— BRIEF —
Using the records below, report how many lines hold "type", with no extra text.

— ENTRIES SHOWN —
═══
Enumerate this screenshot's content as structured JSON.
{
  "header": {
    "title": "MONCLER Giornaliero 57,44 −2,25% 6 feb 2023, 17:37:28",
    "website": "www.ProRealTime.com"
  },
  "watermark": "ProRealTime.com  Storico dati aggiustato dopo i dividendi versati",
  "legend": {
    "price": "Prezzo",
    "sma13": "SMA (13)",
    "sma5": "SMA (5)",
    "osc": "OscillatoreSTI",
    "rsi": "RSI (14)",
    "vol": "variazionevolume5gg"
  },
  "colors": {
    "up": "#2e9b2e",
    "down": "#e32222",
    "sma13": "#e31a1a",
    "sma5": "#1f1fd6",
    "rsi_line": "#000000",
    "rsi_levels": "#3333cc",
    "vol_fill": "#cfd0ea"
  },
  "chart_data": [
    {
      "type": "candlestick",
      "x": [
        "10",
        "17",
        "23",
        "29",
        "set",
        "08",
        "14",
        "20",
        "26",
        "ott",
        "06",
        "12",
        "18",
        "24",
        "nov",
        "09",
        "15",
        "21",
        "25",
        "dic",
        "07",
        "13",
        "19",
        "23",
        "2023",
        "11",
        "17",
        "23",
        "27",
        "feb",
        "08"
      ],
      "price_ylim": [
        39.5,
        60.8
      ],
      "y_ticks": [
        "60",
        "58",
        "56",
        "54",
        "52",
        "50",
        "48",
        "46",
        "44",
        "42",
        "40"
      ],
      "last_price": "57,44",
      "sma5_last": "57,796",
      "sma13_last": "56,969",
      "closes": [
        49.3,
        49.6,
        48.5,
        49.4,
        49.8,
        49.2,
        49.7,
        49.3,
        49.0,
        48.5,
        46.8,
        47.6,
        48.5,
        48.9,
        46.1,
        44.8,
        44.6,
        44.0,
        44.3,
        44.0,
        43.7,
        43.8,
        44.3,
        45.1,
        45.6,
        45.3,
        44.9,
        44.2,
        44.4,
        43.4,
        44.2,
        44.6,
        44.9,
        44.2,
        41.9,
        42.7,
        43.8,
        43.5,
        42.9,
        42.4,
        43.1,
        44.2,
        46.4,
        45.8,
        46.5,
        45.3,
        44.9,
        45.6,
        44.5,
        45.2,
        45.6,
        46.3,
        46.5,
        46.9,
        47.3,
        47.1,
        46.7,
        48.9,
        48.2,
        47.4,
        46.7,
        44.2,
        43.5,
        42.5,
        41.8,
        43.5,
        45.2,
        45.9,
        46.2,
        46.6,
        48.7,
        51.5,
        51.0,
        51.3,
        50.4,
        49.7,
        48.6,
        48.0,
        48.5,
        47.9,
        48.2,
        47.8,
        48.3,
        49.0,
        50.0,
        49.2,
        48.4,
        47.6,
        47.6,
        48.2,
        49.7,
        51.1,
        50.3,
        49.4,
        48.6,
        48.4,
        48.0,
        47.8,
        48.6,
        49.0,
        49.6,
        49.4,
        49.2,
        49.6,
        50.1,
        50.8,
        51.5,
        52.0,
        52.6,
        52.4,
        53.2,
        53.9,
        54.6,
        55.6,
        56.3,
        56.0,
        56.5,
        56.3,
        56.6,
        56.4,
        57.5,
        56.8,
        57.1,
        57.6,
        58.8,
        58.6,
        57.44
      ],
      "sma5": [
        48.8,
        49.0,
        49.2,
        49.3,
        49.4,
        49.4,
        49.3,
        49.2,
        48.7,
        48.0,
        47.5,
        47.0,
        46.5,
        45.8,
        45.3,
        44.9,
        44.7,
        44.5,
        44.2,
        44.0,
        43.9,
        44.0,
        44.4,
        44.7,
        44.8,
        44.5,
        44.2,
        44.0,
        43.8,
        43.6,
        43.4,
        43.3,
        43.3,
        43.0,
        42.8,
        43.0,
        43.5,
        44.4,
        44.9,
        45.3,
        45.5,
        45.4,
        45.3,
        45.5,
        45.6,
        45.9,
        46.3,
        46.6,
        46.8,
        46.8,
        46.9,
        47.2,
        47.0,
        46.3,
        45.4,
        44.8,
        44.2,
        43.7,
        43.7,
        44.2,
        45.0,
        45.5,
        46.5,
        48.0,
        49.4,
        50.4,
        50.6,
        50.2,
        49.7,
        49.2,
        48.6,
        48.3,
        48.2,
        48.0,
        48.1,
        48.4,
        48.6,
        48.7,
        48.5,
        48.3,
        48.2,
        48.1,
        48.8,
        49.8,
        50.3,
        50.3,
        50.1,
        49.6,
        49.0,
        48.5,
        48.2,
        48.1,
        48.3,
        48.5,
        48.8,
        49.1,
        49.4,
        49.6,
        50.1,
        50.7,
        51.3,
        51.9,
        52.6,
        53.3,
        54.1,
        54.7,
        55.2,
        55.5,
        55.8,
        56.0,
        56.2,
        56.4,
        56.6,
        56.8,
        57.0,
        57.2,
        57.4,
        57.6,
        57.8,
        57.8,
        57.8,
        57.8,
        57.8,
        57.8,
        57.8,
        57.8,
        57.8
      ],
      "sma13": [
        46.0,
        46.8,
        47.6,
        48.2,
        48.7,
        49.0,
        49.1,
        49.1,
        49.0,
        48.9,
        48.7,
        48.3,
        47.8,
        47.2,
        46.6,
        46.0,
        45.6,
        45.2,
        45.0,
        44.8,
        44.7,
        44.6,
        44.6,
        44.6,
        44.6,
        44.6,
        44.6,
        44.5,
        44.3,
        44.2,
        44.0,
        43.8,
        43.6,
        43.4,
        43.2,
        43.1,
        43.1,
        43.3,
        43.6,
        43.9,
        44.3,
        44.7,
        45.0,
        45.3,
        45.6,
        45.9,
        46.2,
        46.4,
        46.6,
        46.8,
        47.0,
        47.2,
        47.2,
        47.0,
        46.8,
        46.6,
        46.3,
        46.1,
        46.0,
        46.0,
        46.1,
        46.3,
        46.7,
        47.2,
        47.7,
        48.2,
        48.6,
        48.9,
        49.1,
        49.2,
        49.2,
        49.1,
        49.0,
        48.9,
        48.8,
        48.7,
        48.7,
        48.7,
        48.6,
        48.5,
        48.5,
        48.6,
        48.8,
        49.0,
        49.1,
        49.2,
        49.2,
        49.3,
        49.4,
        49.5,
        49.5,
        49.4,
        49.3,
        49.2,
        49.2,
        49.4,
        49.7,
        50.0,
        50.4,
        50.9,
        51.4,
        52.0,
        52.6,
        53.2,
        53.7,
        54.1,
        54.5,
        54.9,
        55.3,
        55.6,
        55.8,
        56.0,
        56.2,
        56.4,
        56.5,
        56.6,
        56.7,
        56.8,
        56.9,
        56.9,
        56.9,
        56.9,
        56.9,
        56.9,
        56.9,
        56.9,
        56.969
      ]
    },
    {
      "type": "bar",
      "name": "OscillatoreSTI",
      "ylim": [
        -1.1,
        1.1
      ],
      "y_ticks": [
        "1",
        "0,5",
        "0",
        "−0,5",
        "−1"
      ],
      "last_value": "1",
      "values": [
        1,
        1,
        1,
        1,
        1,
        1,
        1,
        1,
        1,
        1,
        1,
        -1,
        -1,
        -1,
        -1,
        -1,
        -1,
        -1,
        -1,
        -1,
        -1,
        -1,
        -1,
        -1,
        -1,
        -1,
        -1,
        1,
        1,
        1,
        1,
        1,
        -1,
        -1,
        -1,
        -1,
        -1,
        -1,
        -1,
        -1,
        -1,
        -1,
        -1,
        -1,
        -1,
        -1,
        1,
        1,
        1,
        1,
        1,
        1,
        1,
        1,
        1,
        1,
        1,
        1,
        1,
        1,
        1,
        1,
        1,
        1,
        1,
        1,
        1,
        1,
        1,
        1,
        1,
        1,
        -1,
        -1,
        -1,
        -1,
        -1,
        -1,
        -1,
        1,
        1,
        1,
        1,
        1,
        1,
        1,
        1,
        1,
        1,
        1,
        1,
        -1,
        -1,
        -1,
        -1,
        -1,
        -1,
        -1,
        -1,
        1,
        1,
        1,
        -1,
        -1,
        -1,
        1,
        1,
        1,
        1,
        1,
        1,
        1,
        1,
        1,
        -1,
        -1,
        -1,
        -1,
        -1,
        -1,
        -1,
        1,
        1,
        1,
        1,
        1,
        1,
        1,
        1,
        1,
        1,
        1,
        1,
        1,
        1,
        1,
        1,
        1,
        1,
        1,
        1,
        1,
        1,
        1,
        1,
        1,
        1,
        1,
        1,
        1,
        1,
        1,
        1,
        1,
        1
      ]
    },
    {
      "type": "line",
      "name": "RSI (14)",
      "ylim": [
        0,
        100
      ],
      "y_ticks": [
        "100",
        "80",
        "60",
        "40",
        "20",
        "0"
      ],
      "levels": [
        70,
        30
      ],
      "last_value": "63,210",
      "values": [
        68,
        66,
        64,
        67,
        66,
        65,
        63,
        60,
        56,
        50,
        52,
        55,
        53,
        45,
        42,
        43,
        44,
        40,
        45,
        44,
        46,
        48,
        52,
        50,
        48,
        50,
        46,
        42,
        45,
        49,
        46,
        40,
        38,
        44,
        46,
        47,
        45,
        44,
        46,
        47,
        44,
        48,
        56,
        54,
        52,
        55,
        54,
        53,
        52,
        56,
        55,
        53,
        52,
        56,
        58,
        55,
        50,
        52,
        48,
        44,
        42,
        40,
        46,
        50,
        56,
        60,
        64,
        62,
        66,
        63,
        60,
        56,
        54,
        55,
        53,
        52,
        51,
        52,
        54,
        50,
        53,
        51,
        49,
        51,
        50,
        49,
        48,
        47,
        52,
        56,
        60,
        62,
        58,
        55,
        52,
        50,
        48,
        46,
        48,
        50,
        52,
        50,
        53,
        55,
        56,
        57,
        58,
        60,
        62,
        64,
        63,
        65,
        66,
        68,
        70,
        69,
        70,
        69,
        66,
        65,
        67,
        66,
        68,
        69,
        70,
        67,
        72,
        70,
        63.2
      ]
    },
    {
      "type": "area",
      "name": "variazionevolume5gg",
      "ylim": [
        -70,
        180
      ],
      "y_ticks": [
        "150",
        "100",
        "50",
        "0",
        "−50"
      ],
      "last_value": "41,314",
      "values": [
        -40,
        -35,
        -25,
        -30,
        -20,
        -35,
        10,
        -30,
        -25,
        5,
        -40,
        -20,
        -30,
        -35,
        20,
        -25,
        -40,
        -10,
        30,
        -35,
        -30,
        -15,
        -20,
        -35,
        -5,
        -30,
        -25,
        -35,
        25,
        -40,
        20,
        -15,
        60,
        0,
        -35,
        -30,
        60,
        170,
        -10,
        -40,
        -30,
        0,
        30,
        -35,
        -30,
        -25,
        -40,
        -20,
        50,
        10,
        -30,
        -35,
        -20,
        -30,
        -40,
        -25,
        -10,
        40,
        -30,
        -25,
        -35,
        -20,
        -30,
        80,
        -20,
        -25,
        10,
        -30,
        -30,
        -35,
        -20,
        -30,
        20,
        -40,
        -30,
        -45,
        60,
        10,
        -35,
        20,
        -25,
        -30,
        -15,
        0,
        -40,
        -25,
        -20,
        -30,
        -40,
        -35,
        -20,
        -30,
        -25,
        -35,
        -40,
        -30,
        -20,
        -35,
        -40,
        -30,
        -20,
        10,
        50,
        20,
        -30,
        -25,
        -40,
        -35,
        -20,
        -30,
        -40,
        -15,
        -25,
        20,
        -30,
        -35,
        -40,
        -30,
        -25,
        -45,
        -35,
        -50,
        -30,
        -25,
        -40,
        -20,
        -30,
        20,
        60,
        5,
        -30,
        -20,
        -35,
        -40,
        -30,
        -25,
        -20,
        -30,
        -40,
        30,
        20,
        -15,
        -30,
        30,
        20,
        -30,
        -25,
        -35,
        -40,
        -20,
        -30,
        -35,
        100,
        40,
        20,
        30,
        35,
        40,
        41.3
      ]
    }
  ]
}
═══
— OUTPUT —
4